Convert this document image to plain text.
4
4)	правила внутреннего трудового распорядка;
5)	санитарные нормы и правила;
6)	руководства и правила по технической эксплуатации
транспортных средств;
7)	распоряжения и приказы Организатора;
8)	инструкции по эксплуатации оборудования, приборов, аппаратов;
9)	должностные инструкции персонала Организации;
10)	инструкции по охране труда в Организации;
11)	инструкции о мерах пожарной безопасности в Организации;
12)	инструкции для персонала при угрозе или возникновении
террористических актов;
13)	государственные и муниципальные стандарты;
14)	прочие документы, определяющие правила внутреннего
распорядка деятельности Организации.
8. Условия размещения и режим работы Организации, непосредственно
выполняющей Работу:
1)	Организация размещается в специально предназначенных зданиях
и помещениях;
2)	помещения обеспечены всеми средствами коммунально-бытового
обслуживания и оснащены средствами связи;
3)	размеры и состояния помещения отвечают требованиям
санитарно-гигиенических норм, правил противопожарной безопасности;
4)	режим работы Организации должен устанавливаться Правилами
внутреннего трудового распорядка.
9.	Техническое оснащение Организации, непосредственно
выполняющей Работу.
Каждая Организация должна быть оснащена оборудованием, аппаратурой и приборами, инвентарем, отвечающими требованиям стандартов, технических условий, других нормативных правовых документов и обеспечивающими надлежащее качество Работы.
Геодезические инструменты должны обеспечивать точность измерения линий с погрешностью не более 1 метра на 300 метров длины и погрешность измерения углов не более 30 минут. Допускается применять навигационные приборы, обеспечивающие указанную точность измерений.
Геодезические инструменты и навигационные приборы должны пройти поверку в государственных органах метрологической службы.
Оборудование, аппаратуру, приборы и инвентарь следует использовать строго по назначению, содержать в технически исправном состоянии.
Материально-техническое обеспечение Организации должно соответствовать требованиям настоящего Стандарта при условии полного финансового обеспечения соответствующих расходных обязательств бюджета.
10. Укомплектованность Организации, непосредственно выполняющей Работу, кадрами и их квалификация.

──────────────────────────────

# What needs to be done
State the count of lines in the data holding the word "инструкции", adding nothing to it.

# The completed task
5